## EXERCISE DETAILS
Copy all the data exactly, except the pictures.

** Start of THE RECORDS **

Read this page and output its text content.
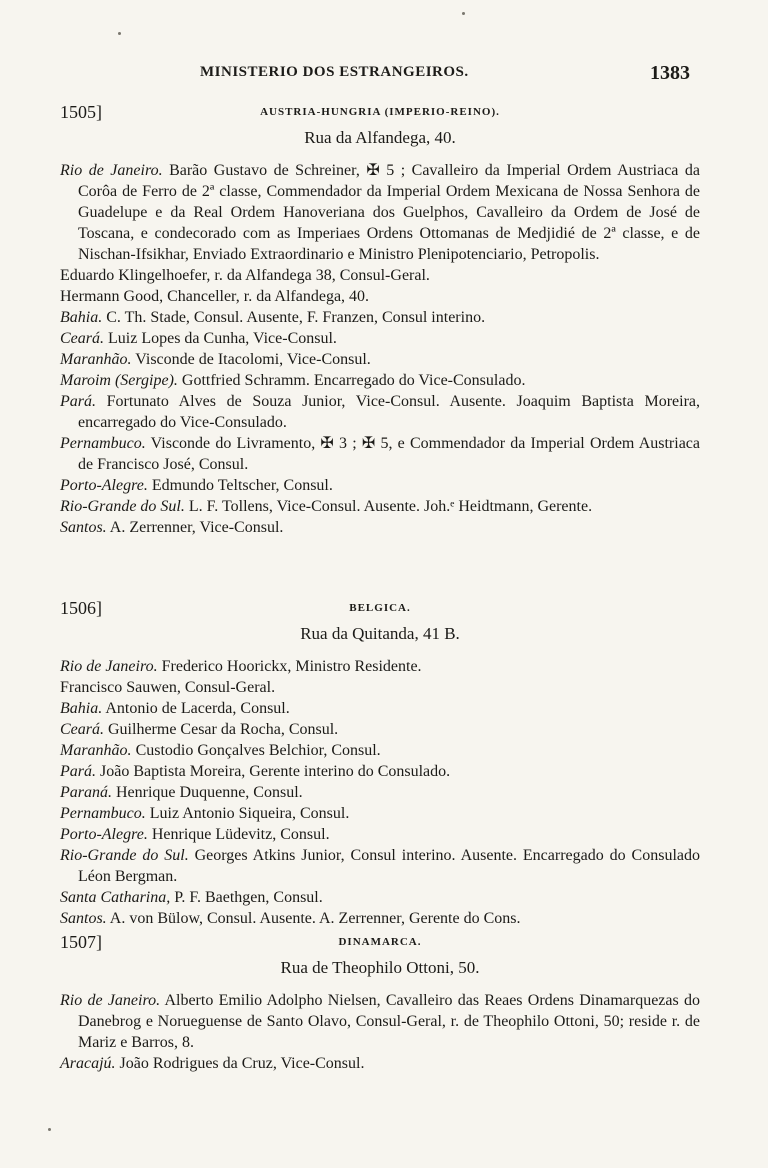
MINISTERIO DOS ESTRANGEIROS.	1383
1505]	AUSTRIA-HUNGRIA (IMPERIO-REINO).
Rua da Alfandega, 40.
Rio de Janeiro. Barão Gustavo de Schreiner, ✠ 5 ; Cavalleiro da Imperial Ordem Austriaca da Corôa de Ferro de 2ª classe, Commendador da Imperial Ordem Mexicana de Nossa Senhora de Guadelupe e da Real Ordem Hanoveriana dos Guelphos, Cavalleiro da Ordem de José de Toscana, e condecorado com as Imperiaes Ordens Ottomanas de Medjidié de 2ª classe, e de Nischan-Ifsikhar, Enviado Extraordinario e Ministro Plenipotenciario, Petropolis.
Eduardo Klingelhoefer, r. da Alfandega 38, Consul-Geral.
Hermann Good, Chanceller, r. da Alfandega, 40.
Bahia. C. Th. Stade, Consul. Ausente, F. Franzen, Consul interino.
Ceará. Luiz Lopes da Cunha, Vice-Consul.
Maranhão. Visconde de Itacolomi, Vice-Consul.
Maroim (Sergipe). Gottfried Schramm. Encarregado do Vice-Consulado.
Pará. Fortunato Alves de Souza Junior, Vice-Consul. Ausente. Joaquim Baptista Moreira, encarregado do Vice-Consulado.
Pernambuco. Visconde do Livramento, ✠ 3 ; ✠ 5, e Commendador da Imperial Ordem Austriaca de Francisco José, Consul.
Porto-Alegre. Edmundo Teltscher, Consul.
Rio-Grande do Sul. L. F. Tollens, Vice-Consul. Ausente. Joh.ᵉ Heidtmann, Gerente.
Santos. A. Zerrenner, Vice-Consul.
1506]	BELGICA.
Rua da Quitanda, 41 B.
Rio de Janeiro. Frederico Hoorickx, Ministro Residente.
Francisco Sauwen, Consul-Geral.
Bahia. Antonio de Lacerda, Consul.
Ceará. Guilherme Cesar da Rocha, Consul.
Maranhão. Custodio Gonçalves Belchior, Consul.
Pará. João Baptista Moreira, Gerente interino do Consulado.
Paraná. Henrique Duquenne, Consul.
Pernambuco. Luiz Antonio Siqueira, Consul.
Porto-Alegre. Henrique Lüdevitz, Consul.
Rio-Grande do Sul. Georges Atkins Junior, Consul interino. Ausente. Encarregado do Consulado Léon Bergman.
Santa Catharina, P. F. Baethgen, Consul.
Santos. A. von Bülow, Consul. Ausente. A. Zerrenner, Gerente do Cons.
1507]	DINAMARCA.
Rua de Theophilo Ottoni, 50.
Rio de Janeiro. Alberto Emilio Adolpho Nielsen, Cavalleiro das Reaes Ordens Dinamarquezas do Danebrog e Norueguense de Santo Olavo, Consul-Geral, r. de Theophilo Ottoni, 50; reside r. de Mariz e Barros, 8.
Aracajú. João Rodrigues da Cruz, Vice-Consul.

** End of THE RECORDS **

## RESPONSE TO THE TASK
Read this page and output its text content.
MINISTERIO DOS ESTRANGEIROS.	1383
1505]	AUSTRIA-HUNGRIA (IMPERIO-REINO).
Rua da Alfandega, 40.
Rio de Janeiro. Barão Gustavo de Schreiner, ✠ 5 ; Cavalleiro da Imperial Ordem Austriaca da Corôa de Ferro de 2ª classe, Commendador da Imperial Ordem Mexicana de Nossa Senhora de Guadelupe e da Real Ordem Hanoveriana dos Guelphos, Cavalleiro da Ordem de José de Toscana, e condecorado com as Imperiaes Ordens Ottomanas de Medjidié de 2ª classe, e de Nischan-Ifsikhar, Enviado Extraordinario e Ministro Plenipotenciario, Petropolis.
Eduardo Klingelhoefer, r. da Alfandega 38, Consul-Geral.
Hermann Good, Chanceller, r. da Alfandega, 40.
Bahia. C. Th. Stade, Consul. Ausente, F. Franzen, Consul interino.
Ceará. Luiz Lopes da Cunha, Vice-Consul.
Maranhão. Visconde de Itacolomi, Vice-Consul.
Maroim (Sergipe). Gottfried Schramm. Encarregado do Vice-Consulado.
Pará. Fortunato Alves de Souza Junior, Vice-Consul. Ausente. Joaquim Baptista Moreira, encarregado do Vice-Consulado.
Pernambuco. Visconde do Livramento, ✠ 3 ; ✠ 5, e Commendador da Imperial Ordem Austriaca de Francisco José, Consul.
Porto-Alegre. Edmundo Teltscher, Consul.
Rio-Grande do Sul. L. F. Tollens, Vice-Consul. Ausente. Joh.ᵉ Heidtmann, Gerente.
Santos. A. Zerrenner, Vice-Consul.
1506]	BELGICA.
Rua da Quitanda, 41 B.
Rio de Janeiro. Frederico Hoorickx, Ministro Residente.
Francisco Sauwen, Consul-Geral.
Bahia. Antonio de Lacerda, Consul.
Ceará. Guilherme Cesar da Rocha, Consul.
Maranhão. Custodio Gonçalves Belchior, Consul.
Pará. João Baptista Moreira, Gerente interino do Consulado.
Paraná. Henrique Duquenne, Consul.
Pernambuco. Luiz Antonio Siqueira, Consul.
Porto-Alegre. Henrique Lüdevitz, Consul.
Rio-Grande do Sul. Georges Atkins Junior, Consul interino. Ausente. Encarregado do Consulado Léon Bergman.
Santa Catharina, P. F. Baethgen, Consul.
Santos. A. von Bülow, Consul. Ausente. A. Zerrenner, Gerente do Cons.
1507]	DINAMARCA.
Rua de Theophilo Ottoni, 50.
Rio de Janeiro. Alberto Emilio Adolpho Nielsen, Cavalleiro das Reaes Ordens Dinamarquezas do Danebrog e Norueguense de Santo Olavo, Consul-Geral, r. de Theophilo Ottoni, 50; reside r. de Mariz e Barros, 8.
Aracajú. João Rodrigues da Cruz, Vice-Consul.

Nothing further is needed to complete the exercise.